Exercise input:
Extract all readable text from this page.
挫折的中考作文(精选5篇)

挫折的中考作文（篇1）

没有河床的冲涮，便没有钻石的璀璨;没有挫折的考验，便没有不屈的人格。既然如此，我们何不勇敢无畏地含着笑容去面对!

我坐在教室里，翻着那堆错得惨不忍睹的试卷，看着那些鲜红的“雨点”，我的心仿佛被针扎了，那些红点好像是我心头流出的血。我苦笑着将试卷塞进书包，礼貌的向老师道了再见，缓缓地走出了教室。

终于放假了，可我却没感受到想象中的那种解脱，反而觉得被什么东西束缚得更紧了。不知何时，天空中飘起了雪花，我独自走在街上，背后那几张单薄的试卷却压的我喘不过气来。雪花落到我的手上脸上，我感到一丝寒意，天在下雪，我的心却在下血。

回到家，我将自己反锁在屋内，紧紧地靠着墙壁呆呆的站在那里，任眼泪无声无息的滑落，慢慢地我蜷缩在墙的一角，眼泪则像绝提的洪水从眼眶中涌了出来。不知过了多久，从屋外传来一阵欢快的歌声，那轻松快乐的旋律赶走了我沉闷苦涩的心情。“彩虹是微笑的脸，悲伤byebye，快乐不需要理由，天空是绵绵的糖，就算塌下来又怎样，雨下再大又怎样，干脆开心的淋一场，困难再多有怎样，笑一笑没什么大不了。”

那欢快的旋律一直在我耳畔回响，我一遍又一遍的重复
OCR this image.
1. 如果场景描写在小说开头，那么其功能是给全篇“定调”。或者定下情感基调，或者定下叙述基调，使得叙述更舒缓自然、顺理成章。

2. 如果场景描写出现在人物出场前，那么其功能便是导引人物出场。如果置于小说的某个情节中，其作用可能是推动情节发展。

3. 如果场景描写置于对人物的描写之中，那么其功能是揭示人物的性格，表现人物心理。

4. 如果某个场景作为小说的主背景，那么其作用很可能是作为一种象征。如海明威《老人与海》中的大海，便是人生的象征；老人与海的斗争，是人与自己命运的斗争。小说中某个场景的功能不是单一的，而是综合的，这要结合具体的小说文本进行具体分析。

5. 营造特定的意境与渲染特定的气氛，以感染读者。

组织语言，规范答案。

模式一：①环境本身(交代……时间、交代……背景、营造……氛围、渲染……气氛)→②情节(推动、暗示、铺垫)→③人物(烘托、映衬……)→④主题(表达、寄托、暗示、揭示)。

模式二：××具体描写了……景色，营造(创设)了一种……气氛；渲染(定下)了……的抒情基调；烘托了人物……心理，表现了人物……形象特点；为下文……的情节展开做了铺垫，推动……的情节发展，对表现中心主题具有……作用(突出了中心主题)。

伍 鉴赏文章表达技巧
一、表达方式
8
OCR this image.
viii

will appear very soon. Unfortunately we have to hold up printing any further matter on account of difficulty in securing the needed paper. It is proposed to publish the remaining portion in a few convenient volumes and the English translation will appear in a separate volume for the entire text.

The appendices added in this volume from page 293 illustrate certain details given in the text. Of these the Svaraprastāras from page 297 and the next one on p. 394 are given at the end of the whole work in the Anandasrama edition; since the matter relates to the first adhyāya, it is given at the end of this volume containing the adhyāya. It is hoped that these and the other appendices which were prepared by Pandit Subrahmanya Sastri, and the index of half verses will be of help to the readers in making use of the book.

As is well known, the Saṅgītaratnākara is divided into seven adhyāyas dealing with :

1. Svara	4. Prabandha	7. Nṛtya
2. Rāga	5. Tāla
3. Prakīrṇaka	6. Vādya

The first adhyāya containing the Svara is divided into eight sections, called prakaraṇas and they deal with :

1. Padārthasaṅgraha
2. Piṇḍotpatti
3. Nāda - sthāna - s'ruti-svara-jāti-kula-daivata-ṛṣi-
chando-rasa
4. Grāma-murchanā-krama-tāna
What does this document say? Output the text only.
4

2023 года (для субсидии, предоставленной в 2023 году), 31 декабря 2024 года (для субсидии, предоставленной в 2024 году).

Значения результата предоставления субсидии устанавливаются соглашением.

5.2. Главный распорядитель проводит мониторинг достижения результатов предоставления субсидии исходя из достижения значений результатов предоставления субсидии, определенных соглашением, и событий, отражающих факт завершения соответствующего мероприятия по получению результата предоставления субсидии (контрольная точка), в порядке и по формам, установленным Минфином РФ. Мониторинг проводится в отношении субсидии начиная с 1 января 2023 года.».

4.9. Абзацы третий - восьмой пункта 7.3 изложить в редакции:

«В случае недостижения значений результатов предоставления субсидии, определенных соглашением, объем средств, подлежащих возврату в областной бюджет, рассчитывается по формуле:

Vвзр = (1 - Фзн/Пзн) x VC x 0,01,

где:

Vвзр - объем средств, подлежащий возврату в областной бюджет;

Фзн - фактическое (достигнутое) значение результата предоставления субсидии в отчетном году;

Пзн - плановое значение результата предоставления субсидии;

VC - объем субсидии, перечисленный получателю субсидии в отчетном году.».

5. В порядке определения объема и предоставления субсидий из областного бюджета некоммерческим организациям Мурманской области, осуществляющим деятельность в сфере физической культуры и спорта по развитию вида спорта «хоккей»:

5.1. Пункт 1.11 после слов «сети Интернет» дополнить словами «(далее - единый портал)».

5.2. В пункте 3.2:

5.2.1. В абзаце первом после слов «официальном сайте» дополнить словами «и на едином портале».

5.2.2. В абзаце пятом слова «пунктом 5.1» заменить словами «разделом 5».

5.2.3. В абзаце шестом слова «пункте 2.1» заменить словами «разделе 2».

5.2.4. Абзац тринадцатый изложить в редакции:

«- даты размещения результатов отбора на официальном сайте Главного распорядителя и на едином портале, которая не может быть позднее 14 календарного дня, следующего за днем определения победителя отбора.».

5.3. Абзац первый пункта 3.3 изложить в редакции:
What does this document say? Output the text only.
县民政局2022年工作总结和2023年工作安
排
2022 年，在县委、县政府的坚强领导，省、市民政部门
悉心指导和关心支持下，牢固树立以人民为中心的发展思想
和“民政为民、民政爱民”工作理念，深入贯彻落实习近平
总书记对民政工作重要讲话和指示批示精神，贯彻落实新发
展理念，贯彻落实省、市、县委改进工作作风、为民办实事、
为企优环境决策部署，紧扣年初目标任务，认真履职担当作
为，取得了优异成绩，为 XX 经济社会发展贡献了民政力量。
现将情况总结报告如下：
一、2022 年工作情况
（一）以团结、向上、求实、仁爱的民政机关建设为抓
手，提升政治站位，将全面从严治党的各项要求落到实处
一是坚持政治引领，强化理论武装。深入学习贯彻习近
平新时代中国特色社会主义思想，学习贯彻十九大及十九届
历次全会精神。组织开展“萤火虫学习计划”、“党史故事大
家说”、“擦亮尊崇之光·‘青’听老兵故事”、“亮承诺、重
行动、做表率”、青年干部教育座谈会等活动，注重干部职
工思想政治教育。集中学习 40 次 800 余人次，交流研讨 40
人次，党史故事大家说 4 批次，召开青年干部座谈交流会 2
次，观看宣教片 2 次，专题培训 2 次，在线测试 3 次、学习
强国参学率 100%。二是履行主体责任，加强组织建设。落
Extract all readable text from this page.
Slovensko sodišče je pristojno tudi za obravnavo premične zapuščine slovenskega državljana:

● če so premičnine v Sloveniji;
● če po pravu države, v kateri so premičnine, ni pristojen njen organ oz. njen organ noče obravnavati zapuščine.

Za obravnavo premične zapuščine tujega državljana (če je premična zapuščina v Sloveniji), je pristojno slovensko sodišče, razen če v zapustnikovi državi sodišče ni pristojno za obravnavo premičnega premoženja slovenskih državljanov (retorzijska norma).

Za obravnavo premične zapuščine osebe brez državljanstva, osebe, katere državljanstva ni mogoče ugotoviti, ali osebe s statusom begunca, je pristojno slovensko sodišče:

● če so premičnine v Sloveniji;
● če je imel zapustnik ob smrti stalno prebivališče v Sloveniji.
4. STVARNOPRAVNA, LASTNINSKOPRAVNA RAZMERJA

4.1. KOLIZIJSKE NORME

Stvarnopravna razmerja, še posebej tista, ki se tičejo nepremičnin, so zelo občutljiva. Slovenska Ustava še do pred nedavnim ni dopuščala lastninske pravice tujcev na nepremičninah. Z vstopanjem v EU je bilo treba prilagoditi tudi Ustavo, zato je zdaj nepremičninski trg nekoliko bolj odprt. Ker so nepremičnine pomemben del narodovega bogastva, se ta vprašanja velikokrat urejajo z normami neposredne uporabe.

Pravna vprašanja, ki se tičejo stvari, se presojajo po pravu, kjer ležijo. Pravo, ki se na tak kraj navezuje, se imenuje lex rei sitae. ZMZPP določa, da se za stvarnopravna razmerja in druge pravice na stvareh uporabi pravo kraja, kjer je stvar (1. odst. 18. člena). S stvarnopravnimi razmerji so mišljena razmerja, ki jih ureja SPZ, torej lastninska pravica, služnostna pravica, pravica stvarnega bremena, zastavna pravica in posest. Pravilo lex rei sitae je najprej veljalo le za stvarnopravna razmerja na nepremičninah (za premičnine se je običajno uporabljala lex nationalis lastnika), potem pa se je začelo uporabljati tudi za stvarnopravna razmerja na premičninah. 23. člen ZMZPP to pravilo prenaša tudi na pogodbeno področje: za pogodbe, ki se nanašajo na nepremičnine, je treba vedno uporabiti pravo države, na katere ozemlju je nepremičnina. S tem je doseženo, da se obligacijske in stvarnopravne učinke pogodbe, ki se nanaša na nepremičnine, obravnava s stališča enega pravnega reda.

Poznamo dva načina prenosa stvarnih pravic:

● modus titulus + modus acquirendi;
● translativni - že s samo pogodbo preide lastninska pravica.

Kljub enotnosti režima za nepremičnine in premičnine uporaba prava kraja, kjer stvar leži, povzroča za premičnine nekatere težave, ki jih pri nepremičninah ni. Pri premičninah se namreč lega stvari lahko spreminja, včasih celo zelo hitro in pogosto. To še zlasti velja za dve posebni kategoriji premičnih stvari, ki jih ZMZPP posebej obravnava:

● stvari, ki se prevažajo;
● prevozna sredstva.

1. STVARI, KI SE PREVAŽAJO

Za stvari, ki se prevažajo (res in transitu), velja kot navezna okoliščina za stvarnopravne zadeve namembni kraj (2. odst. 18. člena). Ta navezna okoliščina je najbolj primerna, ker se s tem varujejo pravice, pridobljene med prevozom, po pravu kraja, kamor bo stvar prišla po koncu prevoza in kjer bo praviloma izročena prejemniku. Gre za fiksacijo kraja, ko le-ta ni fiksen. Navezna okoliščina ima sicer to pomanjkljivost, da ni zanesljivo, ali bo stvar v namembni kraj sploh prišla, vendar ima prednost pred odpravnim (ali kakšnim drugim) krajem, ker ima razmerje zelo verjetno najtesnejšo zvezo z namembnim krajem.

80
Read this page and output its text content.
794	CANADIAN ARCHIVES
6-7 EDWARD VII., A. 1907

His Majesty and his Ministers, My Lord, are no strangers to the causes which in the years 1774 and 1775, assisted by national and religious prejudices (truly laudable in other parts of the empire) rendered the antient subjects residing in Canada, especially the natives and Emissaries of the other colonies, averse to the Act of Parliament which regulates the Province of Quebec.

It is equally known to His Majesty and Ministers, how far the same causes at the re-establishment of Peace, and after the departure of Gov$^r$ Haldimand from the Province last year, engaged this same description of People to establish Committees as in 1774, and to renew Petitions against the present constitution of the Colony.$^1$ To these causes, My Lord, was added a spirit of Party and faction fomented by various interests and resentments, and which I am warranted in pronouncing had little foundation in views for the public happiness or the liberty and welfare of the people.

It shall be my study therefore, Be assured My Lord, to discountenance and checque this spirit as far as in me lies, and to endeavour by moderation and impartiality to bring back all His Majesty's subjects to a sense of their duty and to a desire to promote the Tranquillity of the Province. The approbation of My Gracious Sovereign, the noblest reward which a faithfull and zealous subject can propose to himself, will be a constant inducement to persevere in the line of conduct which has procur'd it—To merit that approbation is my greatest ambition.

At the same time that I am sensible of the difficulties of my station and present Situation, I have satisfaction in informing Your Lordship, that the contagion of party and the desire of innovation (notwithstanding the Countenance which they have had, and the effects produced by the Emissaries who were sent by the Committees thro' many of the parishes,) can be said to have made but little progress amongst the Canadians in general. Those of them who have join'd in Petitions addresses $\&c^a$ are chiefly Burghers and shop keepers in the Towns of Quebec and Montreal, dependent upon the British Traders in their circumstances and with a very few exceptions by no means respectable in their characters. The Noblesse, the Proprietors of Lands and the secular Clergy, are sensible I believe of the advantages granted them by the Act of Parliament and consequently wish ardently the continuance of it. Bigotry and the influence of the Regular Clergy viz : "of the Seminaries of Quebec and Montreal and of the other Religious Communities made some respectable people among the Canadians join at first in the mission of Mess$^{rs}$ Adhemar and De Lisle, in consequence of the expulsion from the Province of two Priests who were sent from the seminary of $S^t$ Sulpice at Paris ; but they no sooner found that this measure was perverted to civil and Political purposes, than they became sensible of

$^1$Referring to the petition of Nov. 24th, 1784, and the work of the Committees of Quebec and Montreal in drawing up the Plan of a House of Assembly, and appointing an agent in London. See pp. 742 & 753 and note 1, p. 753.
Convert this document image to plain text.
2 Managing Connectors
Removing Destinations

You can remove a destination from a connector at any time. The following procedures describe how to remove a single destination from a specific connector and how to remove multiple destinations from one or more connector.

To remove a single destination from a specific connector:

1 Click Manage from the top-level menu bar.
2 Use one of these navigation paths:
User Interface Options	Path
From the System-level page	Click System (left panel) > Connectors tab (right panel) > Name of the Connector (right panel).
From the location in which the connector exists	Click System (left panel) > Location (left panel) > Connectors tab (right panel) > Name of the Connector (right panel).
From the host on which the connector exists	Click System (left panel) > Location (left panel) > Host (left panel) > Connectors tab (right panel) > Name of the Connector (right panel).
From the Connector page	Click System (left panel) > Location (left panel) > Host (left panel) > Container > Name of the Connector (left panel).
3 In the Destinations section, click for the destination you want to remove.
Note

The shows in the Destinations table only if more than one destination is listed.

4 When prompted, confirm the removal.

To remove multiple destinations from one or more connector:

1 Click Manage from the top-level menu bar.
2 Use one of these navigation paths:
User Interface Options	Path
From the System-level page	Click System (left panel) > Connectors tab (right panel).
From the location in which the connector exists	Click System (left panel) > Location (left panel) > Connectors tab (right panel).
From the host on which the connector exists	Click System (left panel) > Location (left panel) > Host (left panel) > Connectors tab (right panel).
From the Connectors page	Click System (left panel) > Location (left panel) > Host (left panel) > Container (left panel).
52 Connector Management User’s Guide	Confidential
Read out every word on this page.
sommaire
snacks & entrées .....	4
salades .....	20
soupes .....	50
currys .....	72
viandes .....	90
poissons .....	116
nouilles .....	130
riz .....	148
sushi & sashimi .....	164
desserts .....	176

Instruction: Among the records above, find each line holding the string "Host" and pull it out.

Task answer:
From the host on which the connector exists	Click System (left panel) > Location (left panel) > Host (left panel) > Connectors tab (right panel) > Name of the Connector (right panel).
From the Connector page	Click System (left panel) > Location (left panel) > Host (left panel) > Container > Name of the Connector (left panel).
From the host on which the connector exists	Click System (left panel) > Location (left panel) > Host (left panel) > Connectors tab (right panel).
From the Connectors page	Click System (left panel) > Location (left panel) > Host (left panel) > Container (left panel).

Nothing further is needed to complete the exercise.